*Stated problem*
Restate all of the data exactly.

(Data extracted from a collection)
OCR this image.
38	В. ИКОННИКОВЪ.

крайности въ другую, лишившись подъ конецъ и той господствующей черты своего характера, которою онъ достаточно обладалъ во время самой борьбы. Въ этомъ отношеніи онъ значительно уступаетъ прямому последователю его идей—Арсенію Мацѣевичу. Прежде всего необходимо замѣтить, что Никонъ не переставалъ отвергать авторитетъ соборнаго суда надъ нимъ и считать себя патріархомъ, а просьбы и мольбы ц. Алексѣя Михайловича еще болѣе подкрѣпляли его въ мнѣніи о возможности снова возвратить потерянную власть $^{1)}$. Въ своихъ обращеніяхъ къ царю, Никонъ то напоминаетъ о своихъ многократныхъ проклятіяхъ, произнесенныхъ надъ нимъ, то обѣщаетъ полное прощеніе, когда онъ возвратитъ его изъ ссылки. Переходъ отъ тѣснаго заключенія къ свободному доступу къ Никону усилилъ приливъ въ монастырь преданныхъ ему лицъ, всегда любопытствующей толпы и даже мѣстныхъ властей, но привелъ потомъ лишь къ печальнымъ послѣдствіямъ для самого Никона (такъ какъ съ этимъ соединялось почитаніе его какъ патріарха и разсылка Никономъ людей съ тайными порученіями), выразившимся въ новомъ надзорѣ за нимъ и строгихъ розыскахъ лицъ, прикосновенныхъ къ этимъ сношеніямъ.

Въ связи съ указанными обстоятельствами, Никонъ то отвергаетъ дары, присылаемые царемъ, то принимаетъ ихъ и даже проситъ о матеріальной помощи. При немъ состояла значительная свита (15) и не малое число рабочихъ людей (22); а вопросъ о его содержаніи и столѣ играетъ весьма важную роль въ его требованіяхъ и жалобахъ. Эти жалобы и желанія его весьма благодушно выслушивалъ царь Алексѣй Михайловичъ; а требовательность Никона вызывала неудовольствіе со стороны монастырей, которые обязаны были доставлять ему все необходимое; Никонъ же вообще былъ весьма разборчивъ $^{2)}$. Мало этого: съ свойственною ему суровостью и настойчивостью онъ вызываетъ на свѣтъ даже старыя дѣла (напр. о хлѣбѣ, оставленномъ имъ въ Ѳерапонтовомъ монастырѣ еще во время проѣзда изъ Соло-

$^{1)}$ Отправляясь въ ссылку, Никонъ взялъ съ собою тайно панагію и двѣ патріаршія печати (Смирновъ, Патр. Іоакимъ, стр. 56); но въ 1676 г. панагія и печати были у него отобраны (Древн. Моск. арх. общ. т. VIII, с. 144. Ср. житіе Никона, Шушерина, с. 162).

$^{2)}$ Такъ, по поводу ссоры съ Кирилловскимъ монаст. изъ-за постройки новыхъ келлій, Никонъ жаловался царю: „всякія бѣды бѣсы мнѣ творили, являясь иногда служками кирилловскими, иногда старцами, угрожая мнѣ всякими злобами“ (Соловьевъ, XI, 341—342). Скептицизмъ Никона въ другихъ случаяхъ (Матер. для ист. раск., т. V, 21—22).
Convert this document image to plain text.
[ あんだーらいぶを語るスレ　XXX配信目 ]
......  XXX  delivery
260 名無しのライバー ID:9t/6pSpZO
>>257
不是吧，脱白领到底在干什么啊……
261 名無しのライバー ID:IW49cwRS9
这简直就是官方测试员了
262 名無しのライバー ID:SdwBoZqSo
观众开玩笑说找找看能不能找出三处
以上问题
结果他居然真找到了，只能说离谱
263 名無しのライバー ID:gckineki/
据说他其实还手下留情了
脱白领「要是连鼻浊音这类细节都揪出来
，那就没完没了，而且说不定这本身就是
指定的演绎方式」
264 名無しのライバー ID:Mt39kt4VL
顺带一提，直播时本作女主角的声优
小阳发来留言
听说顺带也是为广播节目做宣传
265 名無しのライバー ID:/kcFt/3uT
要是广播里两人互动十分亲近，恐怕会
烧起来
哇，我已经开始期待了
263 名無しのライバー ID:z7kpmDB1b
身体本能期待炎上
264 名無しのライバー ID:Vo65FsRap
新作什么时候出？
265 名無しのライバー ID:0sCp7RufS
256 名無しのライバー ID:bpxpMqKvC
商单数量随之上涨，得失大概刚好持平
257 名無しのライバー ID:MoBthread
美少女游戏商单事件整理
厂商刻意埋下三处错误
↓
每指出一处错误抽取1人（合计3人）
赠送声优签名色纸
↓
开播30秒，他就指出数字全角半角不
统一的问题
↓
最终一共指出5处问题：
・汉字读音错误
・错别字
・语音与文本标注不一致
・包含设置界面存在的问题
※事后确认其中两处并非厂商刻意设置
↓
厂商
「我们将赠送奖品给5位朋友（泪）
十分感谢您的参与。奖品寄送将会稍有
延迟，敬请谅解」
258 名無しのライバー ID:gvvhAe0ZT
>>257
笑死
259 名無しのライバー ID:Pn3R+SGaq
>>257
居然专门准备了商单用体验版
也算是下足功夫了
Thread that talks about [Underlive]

*Answer to the exercise*
OCR this image.
38	В. ИКОННИКОВЪ.

крайности въ другую, лишившись подъ конецъ и той господствующей черты своего характера, которою онъ достаточно обладалъ во время самой борьбы. Въ этомъ отношеніи онъ значительно уступаетъ прямому последователю его идей—Арсенію Мацѣевичу. Прежде всего необходимо замѣтить, что Никонъ не переставалъ отвергать авторитетъ соборнаго суда надъ нимъ и считать себя патріархомъ, а просьбы и мольбы ц. Алексѣя Михайловича еще болѣе подкрѣпляли его въ мнѣніи о возможности снова возвратить потерянную власть $^{1)}$. Въ своихъ обращеніяхъ къ царю, Никонъ то напоминаетъ о своихъ многократныхъ проклятіяхъ, произнесенныхъ надъ нимъ, то обѣщаетъ полное прощеніе, когда онъ возвратитъ его изъ ссылки. Переходъ отъ тѣснаго заключенія къ свободному доступу къ Никону усилилъ приливъ въ монастырь преданныхъ ему лицъ, всегда любопытствующей толпы и даже мѣстныхъ властей, но привелъ потомъ лишь къ печальнымъ послѣдствіямъ для самого Никона (такъ какъ съ этимъ соединялось почитаніе его какъ патріарха и разсылка Никономъ людей съ тайными порученіями), выразившимся въ новомъ надзорѣ за нимъ и строгихъ розыскахъ лицъ, прикосновенныхъ къ этимъ сношеніямъ.

Въ связи съ указанными обстоятельствами, Никонъ то отвергаетъ дары, присылаемые царемъ, то принимаетъ ихъ и даже проситъ о матеріальной помощи. При немъ состояла значительная свита (15) и не малое число рабочихъ людей (22); а вопросъ о его содержаніи и столѣ играетъ весьма важную роль въ его требованіяхъ и жалобахъ. Эти жалобы и желанія его весьма благодушно выслушивалъ царь Алексѣй Михайловичъ; а требовательность Никона вызывала неудовольствіе со стороны монастырей, которые обязаны были доставлять ему все необходимое; Никонъ же вообще былъ весьма разборчивъ $^{2)}$. Мало этого: съ свойственною ему суровостью и настойчивостью онъ вызываетъ на свѣтъ даже старыя дѣла (напр. о хлѣбѣ, оставленномъ имъ въ Ѳерапонтовомъ монастырѣ еще во время проѣзда изъ Соло-

$^{1)}$ Отправляясь въ ссылку, Никонъ взялъ съ собою тайно панагію и двѣ патріаршія печати (Смирновъ, Патр. Іоакимъ, стр. 56); но въ 1676 г. панагія и печати были у него отобраны (Древн. Моск. арх. общ. т. VIII, с. 144. Ср. житіе Никона, Шушерина, с. 162).

$^{2)}$ Такъ, по поводу ссоры съ Кирилловскимъ монаст. изъ-за постройки новыхъ келлій, Никонъ жаловался царю: „всякія бѣды бѣсы мнѣ творили, являясь иногда служками кирилловскими, иногда старцами, угрожая мнѣ всякими злобами“ (Соловьевъ, XI, 341—342). Скептицизмъ Никона въ другихъ случаяхъ (Матер. для ист. раск., т. V, 21—22).
Convert this document image to plain text.
[ あんだーらいぶを語るスレ　XXX配信目 ]
......  XXX  delivery
260 名無しのライバー ID:9t/6pSpZO
>>257
不是吧，脱白领到底在干什么啊……
261 名無しのライバー ID:IW49cwRS9
这简直就是官方测试员了
262 名無しのライバー ID:SdwBoZqSo
观众开玩笑说找找看能不能找出三处
以上问题
结果他居然真找到了，只能说离谱
263 名無しのライバー ID:gckineki/
据说他其实还手下留情了
脱白领「要是连鼻浊音这类细节都揪出来
，那就没完没了，而且说不定这本身就是
指定的演绎方式」
264 名無しのライバー ID:Mt39kt4VL
顺带一提，直播时本作女主角的声优
小阳发来留言
听说顺带也是为广播节目做宣传
265 名無しのライバー ID:/kcFt/3uT
要是广播里两人互动十分亲近，恐怕会
烧起来
哇，我已经开始期待了
263 名無しのライバー ID:z7kpmDB1b
身体本能期待炎上
264 名無しのライバー ID:Vo65FsRap
新作什么时候出？
265 名無しのライバー ID:0sCp7RufS
256 名無しのライバー ID:bpxpMqKvC
商单数量随之上涨，得失大概刚好持平
257 名無しのライバー ID:MoBthread
美少女游戏商单事件整理
厂商刻意埋下三处错误
↓
每指出一处错误抽取1人（合计3人）
赠送声优签名色纸
↓
开播30秒，他就指出数字全角半角不
统一的问题
↓
最终一共指出5处问题：
・汉字读音错误
・错别字
・语音与文本标注不一致
・包含设置界面存在的问题
※事后确认其中两处并非厂商刻意设置
↓
厂商
「我们将赠送奖品给5位朋友（泪）
十分感谢您的参与。奖品寄送将会稍有
延迟，敬请谅解」
258 名無しのライバー ID:gvvhAe0ZT
>>257
笑死
259 名無しのライバー ID:Pn3R+SGaq
>>257
居然专门准备了商单用体验版
也算是下足功夫了
Thread that talks about [Underlive]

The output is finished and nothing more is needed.